**WORK REQUIRED:**
Each record in the listing below is to be duplicated exactly.

======

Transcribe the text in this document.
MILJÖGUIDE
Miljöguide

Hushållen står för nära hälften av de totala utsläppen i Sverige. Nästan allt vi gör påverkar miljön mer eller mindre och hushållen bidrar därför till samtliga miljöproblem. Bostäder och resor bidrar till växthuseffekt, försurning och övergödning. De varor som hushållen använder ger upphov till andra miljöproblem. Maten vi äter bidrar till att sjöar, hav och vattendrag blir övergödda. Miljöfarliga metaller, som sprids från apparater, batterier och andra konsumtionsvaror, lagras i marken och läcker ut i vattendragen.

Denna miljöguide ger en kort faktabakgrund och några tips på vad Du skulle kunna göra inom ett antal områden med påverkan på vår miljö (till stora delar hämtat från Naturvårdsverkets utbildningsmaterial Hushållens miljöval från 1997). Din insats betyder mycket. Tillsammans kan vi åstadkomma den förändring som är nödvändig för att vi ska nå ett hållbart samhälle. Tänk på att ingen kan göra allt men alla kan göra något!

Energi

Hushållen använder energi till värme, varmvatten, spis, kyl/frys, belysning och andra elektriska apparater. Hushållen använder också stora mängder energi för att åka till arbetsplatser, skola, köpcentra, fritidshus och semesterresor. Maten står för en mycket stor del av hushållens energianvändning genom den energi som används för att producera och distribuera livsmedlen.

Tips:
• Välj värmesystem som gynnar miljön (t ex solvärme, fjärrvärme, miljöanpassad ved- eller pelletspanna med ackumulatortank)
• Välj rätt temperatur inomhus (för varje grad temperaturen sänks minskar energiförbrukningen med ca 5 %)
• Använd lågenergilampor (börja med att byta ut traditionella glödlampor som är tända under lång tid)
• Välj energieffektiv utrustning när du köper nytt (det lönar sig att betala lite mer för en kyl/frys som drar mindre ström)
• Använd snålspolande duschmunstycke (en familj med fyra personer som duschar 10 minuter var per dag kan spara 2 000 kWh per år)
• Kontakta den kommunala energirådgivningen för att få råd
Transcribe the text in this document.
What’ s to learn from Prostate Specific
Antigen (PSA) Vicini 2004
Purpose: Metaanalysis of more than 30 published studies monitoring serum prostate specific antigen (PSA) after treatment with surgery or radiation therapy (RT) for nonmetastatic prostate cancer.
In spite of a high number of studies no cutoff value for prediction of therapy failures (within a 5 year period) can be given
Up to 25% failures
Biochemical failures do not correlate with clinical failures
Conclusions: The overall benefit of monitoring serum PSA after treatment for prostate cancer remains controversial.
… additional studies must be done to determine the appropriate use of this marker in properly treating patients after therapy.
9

======

**RESULT FOR THIS TASK:**
Transcribe the text in this document.
MILJÖGUIDE
Miljöguide

Hushållen står för nära hälften av de totala utsläppen i Sverige. Nästan allt vi gör påverkar miljön mer eller mindre och hushållen bidrar därför till samtliga miljöproblem. Bostäder och resor bidrar till växthuseffekt, försurning och övergödning. De varor som hushållen använder ger upphov till andra miljöproblem. Maten vi äter bidrar till att sjöar, hav och vattendrag blir övergödda. Miljöfarliga metaller, som sprids från apparater, batterier och andra konsumtionsvaror, lagras i marken och läcker ut i vattendragen.

Denna miljöguide ger en kort faktabakgrund och några tips på vad Du skulle kunna göra inom ett antal områden med påverkan på vår miljö (till stora delar hämtat från Naturvårdsverkets utbildningsmaterial Hushållens miljöval från 1997). Din insats betyder mycket. Tillsammans kan vi åstadkomma den förändring som är nödvändig för att vi ska nå ett hållbart samhälle. Tänk på att ingen kan göra allt men alla kan göra något!

Energi

Hushållen använder energi till värme, varmvatten, spis, kyl/frys, belysning och andra elektriska apparater. Hushållen använder också stora mängder energi för att åka till arbetsplatser, skola, köpcentra, fritidshus och semesterresor. Maten står för en mycket stor del av hushållens energianvändning genom den energi som används för att producera och distribuera livsmedlen.

Tips:
• Välj värmesystem som gynnar miljön (t ex solvärme, fjärrvärme, miljöanpassad ved- eller pelletspanna med ackumulatortank)
• Välj rätt temperatur inomhus (för varje grad temperaturen sänks minskar energiförbrukningen med ca 5 %)
• Använd lågenergilampor (börja med att byta ut traditionella glödlampor som är tända under lång tid)
• Välj energieffektiv utrustning när du köper nytt (det lönar sig att betala lite mer för en kyl/frys som drar mindre ström)
• Använd snålspolande duschmunstycke (en familj med fyra personer som duschar 10 minuter var per dag kan spara 2 000 kWh per år)
• Kontakta den kommunala energirådgivningen för att få råd
Transcribe the text in this document.
What’ s to learn from Prostate Specific
Antigen (PSA) Vicini 2004
Purpose: Metaanalysis of more than 30 published studies monitoring serum prostate specific antigen (PSA) after treatment with surgery or radiation therapy (RT) for nonmetastatic prostate cancer.
In spite of a high number of studies no cutoff value for prediction of therapy failures (within a 5 year period) can be given
Up to 25% failures
Biochemical failures do not correlate with clinical failures
Conclusions: The overall benefit of monitoring serum PSA after treatment for prostate cancer remains controversial.
… additional studies must be done to determine the appropriate use of this marker in properly treating patients after therapy.
9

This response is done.